Data listing —
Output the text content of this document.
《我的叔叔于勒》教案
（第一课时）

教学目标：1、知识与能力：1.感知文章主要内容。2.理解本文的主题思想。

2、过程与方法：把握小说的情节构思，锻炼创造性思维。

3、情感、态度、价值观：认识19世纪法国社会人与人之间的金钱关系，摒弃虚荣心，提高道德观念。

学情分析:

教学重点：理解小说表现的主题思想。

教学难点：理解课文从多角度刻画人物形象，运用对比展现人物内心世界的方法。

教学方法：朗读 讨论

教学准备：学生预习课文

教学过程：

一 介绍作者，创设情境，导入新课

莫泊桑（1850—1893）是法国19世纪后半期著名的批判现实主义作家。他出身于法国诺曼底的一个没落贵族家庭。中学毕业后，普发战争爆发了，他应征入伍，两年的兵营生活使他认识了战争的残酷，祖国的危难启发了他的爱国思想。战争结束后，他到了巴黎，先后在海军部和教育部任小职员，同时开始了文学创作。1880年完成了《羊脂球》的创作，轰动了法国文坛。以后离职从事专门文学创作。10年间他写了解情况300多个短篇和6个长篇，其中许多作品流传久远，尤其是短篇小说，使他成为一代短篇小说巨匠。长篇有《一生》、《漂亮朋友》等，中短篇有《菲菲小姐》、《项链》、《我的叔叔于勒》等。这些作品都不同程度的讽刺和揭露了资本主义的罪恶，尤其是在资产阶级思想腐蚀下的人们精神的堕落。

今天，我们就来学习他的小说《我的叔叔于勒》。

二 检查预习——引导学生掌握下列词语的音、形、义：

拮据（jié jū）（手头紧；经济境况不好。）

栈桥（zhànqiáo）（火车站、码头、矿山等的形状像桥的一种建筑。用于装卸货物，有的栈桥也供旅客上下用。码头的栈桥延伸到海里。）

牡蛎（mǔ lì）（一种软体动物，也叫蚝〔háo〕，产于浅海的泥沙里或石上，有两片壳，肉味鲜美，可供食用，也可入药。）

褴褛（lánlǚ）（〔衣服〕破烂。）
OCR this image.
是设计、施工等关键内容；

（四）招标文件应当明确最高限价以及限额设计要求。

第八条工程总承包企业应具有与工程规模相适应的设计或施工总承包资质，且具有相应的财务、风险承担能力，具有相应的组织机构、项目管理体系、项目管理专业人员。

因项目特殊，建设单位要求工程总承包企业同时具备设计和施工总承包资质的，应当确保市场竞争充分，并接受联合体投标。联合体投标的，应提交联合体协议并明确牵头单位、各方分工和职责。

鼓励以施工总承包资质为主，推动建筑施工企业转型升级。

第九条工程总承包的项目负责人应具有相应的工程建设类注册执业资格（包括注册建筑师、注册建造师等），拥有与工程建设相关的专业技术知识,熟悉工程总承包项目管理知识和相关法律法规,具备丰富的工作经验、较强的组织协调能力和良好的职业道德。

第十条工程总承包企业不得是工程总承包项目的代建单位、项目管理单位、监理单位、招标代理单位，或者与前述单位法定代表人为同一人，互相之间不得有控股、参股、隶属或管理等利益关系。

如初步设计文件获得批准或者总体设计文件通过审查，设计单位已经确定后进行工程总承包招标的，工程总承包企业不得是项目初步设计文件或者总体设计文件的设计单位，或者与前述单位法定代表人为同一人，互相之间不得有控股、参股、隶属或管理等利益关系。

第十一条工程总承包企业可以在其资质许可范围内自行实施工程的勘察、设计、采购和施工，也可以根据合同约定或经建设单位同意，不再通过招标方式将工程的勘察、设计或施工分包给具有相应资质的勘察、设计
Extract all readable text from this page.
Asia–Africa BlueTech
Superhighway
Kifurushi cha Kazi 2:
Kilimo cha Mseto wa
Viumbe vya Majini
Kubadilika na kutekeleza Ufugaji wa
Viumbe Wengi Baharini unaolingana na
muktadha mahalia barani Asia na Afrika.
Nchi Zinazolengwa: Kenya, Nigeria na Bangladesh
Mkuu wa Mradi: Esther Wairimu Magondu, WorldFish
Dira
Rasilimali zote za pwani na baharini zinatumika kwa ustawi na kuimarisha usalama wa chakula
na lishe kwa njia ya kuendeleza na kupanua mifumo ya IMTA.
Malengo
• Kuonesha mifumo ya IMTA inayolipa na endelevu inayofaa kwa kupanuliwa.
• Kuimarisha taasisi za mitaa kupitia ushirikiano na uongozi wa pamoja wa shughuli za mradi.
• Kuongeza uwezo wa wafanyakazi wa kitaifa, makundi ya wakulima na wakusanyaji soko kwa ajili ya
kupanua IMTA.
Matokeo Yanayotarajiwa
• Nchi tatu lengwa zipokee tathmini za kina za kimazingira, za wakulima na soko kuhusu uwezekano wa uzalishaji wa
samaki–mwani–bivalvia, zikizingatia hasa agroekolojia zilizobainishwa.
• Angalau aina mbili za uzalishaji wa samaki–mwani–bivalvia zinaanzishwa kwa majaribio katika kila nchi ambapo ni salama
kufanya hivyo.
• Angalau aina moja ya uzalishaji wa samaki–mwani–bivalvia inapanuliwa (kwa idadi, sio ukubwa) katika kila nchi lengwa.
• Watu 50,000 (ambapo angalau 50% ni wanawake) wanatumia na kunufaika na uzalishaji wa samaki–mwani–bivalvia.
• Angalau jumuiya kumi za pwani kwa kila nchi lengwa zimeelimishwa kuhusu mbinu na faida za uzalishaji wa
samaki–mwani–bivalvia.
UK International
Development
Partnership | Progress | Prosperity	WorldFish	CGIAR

Task instructions — Exactly how many lines of the listing above contain the string "soko"? Give no more than the number.

Answer for the task — 2